▶ [The exercise]
Each record below should be output verbatim, without pictures.

Dataset records

[Begin]

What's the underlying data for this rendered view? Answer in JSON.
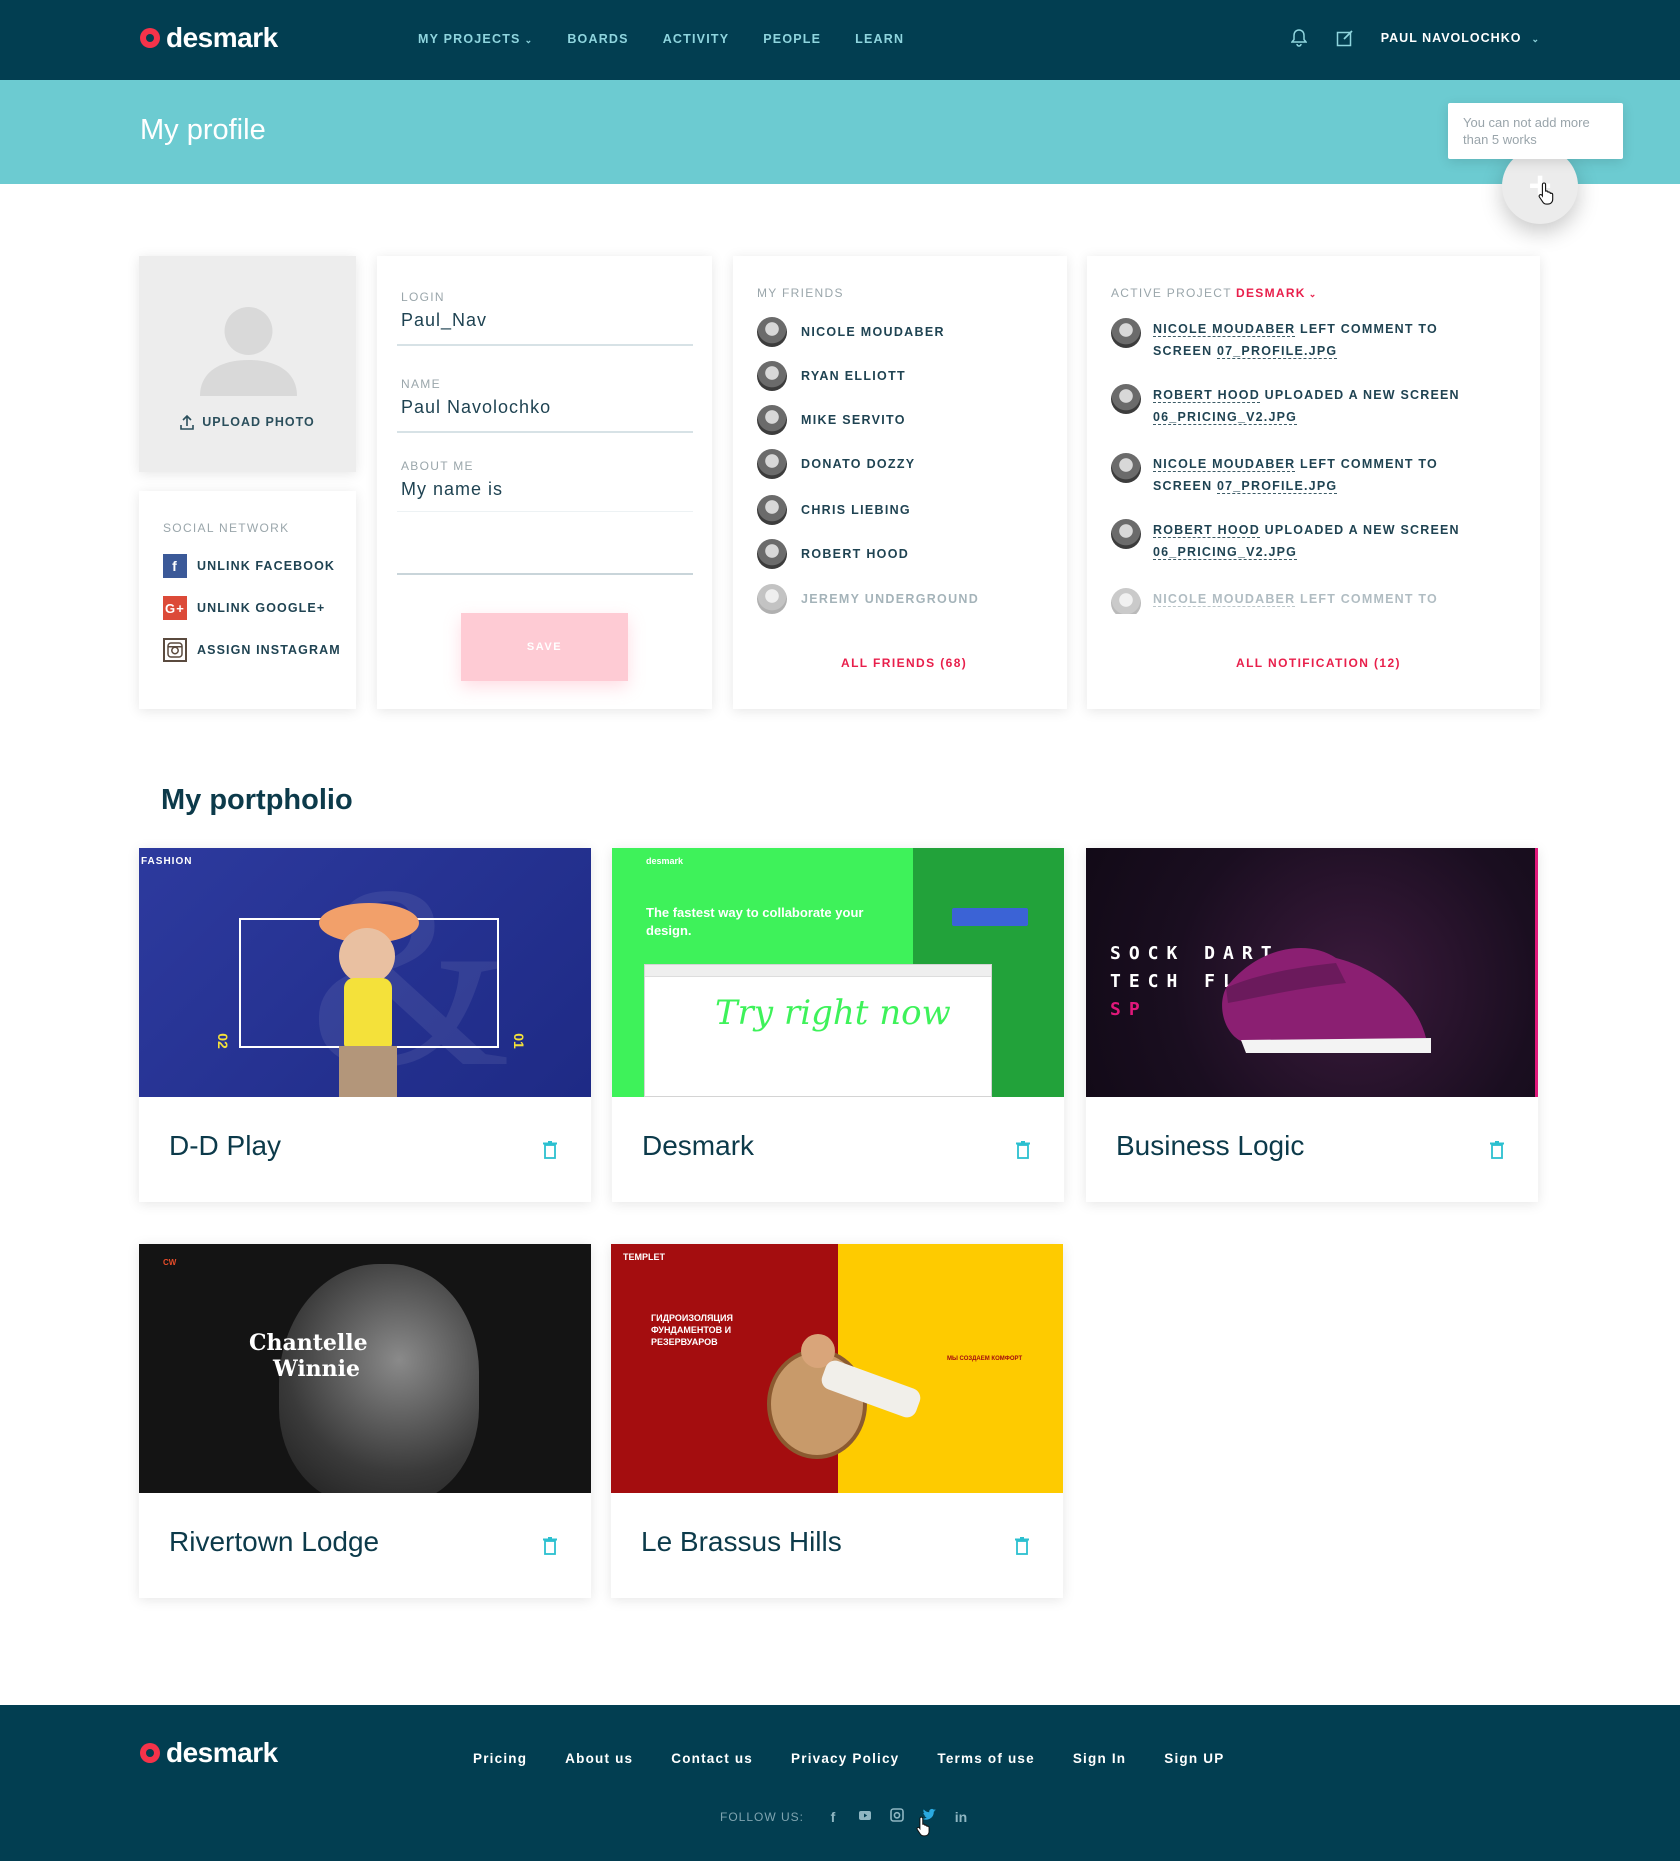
{
  "nav": {
    "brand": "desmark",
    "links": [
      "MY PROJECTS",
      "BOARDS",
      "ACTIVITY",
      "PEOPLE",
      "LEARN"
    ],
    "user": "PAUL NAVOLOCHKO",
    "icons": [
      "bell-icon",
      "edit-icon"
    ]
  },
  "header": {
    "title": "My profile",
    "tooltip": "You can not add more than 5 works",
    "fab_icon": "plus-icon"
  },
  "photo": {
    "upload_label": "UPLOAD PHOTO"
  },
  "social": {
    "label": "SOCIAL NETWORK",
    "items": [
      {
        "icon": "f",
        "label": "UNLINK FACEBOOK"
      },
      {
        "icon": "G+",
        "label": "UNLINK GOOGLE+"
      },
      {
        "icon": "instagram",
        "label": "ASSIGN INSTAGRAM"
      }
    ]
  },
  "form": {
    "login_label": "LOGIN",
    "login_value": "Paul_Nav",
    "name_label": "NAME",
    "name_value": "Paul Navolochko",
    "about_label": "ABOUT ME",
    "about_value": "My name is",
    "save_label": "SAVE"
  },
  "friends": {
    "label": "MY FRIENDS",
    "items": [
      "NICOLE MOUDABER",
      "RYAN ELLIOTT",
      "MIKE SERVITO",
      "DONATO DOZZY",
      "CHRIS LIEBING",
      "ROBERT HOOD",
      "JEREMY UNDERGROUND"
    ],
    "all_link": "ALL FRIENDS (68)"
  },
  "activity": {
    "label": "ACTIVE PROJECT",
    "project": "DESMARK",
    "items": [
      {
        "user": "NICOLE MOUDABER",
        "action": " LEFT COMMENT TO SCREEN ",
        "file": "07_PROFILE.JPG"
      },
      {
        "user": "ROBERT HOOD",
        "action": " UPLOADED A NEW SCREEN ",
        "file": "06_PRICING_V2.JPG"
      },
      {
        "user": "NICOLE MOUDABER",
        "action": " LEFT COMMENT TO SCREEN ",
        "file": "07_PROFILE.JPG"
      },
      {
        "user": "ROBERT HOOD",
        "action": " UPLOADED A NEW SCREEN ",
        "file": "06_PRICING_V2.JPG"
      },
      {
        "user": "NICOLE MOUDABER",
        "action": " LEFT COMMENT TO SCREEN ",
        "file": ""
      }
    ],
    "all_link": "ALL NOTIFICATION (12)"
  },
  "portfolio": {
    "title": "My portpholio",
    "items": [
      {
        "title": "D-D Play",
        "thumb": {
          "brand": "FASHION",
          "num_left": "02",
          "num_right": "01"
        }
      },
      {
        "title": "Desmark",
        "thumb": {
          "brand": "desmark",
          "headline": "The fastest way to collaborate your design.",
          "script": "Try right now"
        }
      },
      {
        "title": "Business Logic",
        "thumb": {
          "line1": "SOCK DART",
          "line2": "TECH FLEECE",
          "line3": "SP"
        }
      },
      {
        "title": "Rivertown Lodge",
        "thumb": {
          "brand": "CW",
          "name1": "Chantelle",
          "name2": "Winnie"
        }
      },
      {
        "title": "Le Brassus Hills",
        "thumb": {
          "brand": "TEMPLET",
          "headline": "ГИДРОИЗОЛЯЦИЯ ФУНДАМЕНТОВ И РЕЗЕРВУАРОВ",
          "sub": "МЫ СОЗДАЕМ КОМФОРТ"
        }
      }
    ]
  },
  "footer": {
    "brand": "desmark",
    "links": [
      "Pricing",
      "About us",
      "Contact us",
      "Privacy Policy",
      "Terms of use",
      "Sign In",
      "Sign UP"
    ],
    "follow_label": "FOLLOW US:",
    "social": [
      "f",
      "yt",
      "ig",
      "tw",
      "in"
    ]
  },
  "colors": {
    "navy": "#023e51",
    "teal": "#6ccbd1",
    "accent": "#e81f4b",
    "save_disabled": "#fecbd4"
  }
}
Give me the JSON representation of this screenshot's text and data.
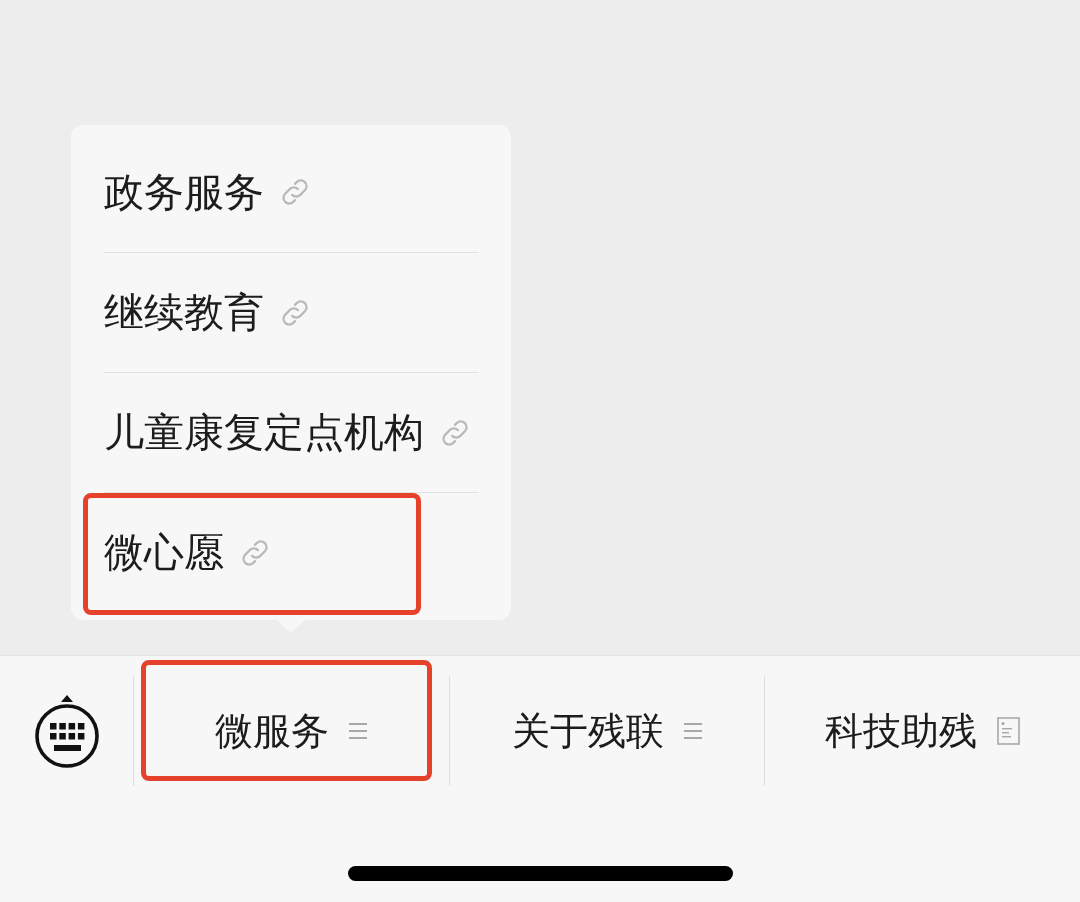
{
  "bottom_bar": {
    "tabs": [
      {
        "label": "微服务",
        "kind": "menu",
        "expanded": true,
        "highlighted": true,
        "menu_items": [
          {
            "label": "政务服务",
            "highlighted": false
          },
          {
            "label": "继续教育",
            "highlighted": false
          },
          {
            "label": "儿童康复定点机构",
            "highlighted": false
          },
          {
            "label": "微心愿",
            "highlighted": true
          }
        ]
      },
      {
        "label": "关于残联",
        "kind": "menu",
        "expanded": false,
        "highlighted": false
      },
      {
        "label": "科技助残",
        "kind": "page",
        "expanded": false,
        "highlighted": false
      }
    ]
  }
}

[End]

▶ [Exercise answer]
What's the underlying data for this rendered view? Answer in JSON.
{
  "nav": {
    "brand": "desmark",
    "links": [
      "MY PROJECTS",
      "BOARDS",
      "ACTIVITY",
      "PEOPLE",
      "LEARN"
    ],
    "user": "PAUL NAVOLOCHKO",
    "icons": [
      "bell-icon",
      "edit-icon"
    ]
  },
  "header": {
    "title": "My profile",
    "tooltip": "You can not add more than 5 works",
    "fab_icon": "plus-icon"
  },
  "photo": {
    "upload_label": "UPLOAD PHOTO"
  },
  "social": {
    "label": "SOCIAL NETWORK",
    "items": [
      {
        "icon": "f",
        "label": "UNLINK FACEBOOK"
      },
      {
        "icon": "G+",
        "label": "UNLINK GOOGLE+"
      },
      {
        "icon": "instagram",
        "label": "ASSIGN INSTAGRAM"
      }
    ]
  },
  "form": {
    "login_label": "LOGIN",
    "login_value": "Paul_Nav",
    "name_label": "NAME",
    "name_value": "Paul Navolochko",
    "about_label": "ABOUT ME",
    "about_value": "My name is",
    "save_label": "SAVE"
  },
  "friends": {
    "label": "MY FRIENDS",
    "items": [
      "NICOLE MOUDABER",
      "RYAN ELLIOTT",
      "MIKE SERVITO",
      "DONATO DOZZY",
      "CHRIS LIEBING",
      "ROBERT HOOD",
      "JEREMY UNDERGROUND"
    ],
    "all_link": "ALL FRIENDS (68)"
  },
  "activity": {
    "label": "ACTIVE PROJECT",
    "project": "DESMARK",
    "items": [
      {
        "user": "NICOLE MOUDABER",
        "action": " LEFT COMMENT TO SCREEN ",
        "file": "07_PROFILE.JPG"
      },
      {
        "user": "ROBERT HOOD",
        "action": " UPLOADED A NEW SCREEN ",
        "file": "06_PRICING_V2.JPG"
      },
      {
        "user": "NICOLE MOUDABER",
        "action": " LEFT COMMENT TO SCREEN ",
        "file": "07_PROFILE.JPG"
      },
      {
        "user": "ROBERT HOOD",
        "action": " UPLOADED A NEW SCREEN ",
        "file": "06_PRICING_V2.JPG"
      },
      {
        "user": "NICOLE MOUDABER",
        "action": " LEFT COMMENT TO SCREEN ",
        "file": ""
      }
    ],
    "all_link": "ALL NOTIFICATION (12)"
  },
  "portfolio": {
    "title": "My portpholio",
    "items": [
      {
        "title": "D-D Play",
        "thumb": {
          "brand": "FASHION",
          "num_left": "02",
          "num_right": "01"
        }
      },
      {
        "title": "Desmark",
        "thumb": {
          "brand": "desmark",
          "headline": "The fastest way to collaborate your design.",
          "script": "Try right now"
        }
      },
      {
        "title": "Business Logic",
        "thumb": {
          "line1": "SOCK DART",
          "line2": "TECH FLEECE",
          "line3": "SP"
        }
      },
      {
        "title": "Rivertown Lodge",
        "thumb": {
          "brand": "CW",
          "name1": "Chantelle",
          "name2": "Winnie"
        }
      },
      {
        "title": "Le Brassus Hills",
        "thumb": {
          "brand": "TEMPLET",
          "headline": "ГИДРОИЗОЛЯЦИЯ ФУНДАМЕНТОВ И РЕЗЕРВУАРОВ",
          "sub": "МЫ СОЗДАЕМ КОМФОРТ"
        }
      }
    ]
  },
  "footer": {
    "brand": "desmark",
    "links": [
      "Pricing",
      "About us",
      "Contact us",
      "Privacy Policy",
      "Terms of use",
      "Sign In",
      "Sign UP"
    ],
    "follow_label": "FOLLOW US:",
    "social": [
      "f",
      "yt",
      "ig",
      "tw",
      "in"
    ]
  },
  "colors": {
    "navy": "#023e51",
    "teal": "#6ccbd1",
    "accent": "#e81f4b",
    "save_disabled": "#fecbd4"
  }
}
Give me the JSON representation of this screenshot's text and data.
{
  "bottom_bar": {
    "tabs": [
      {
        "label": "微服务",
        "kind": "menu",
        "expanded": true,
        "highlighted": true,
        "menu_items": [
          {
            "label": "政务服务",
            "highlighted": false
          },
          {
            "label": "继续教育",
            "highlighted": false
          },
          {
            "label": "儿童康复定点机构",
            "highlighted": false
          },
          {
            "label": "微心愿",
            "highlighted": true
          }
        ]
      },
      {
        "label": "关于残联",
        "kind": "menu",
        "expanded": false,
        "highlighted": false
      },
      {
        "label": "科技助残",
        "kind": "page",
        "expanded": false,
        "highlighted": false
      }
    ]
  }
}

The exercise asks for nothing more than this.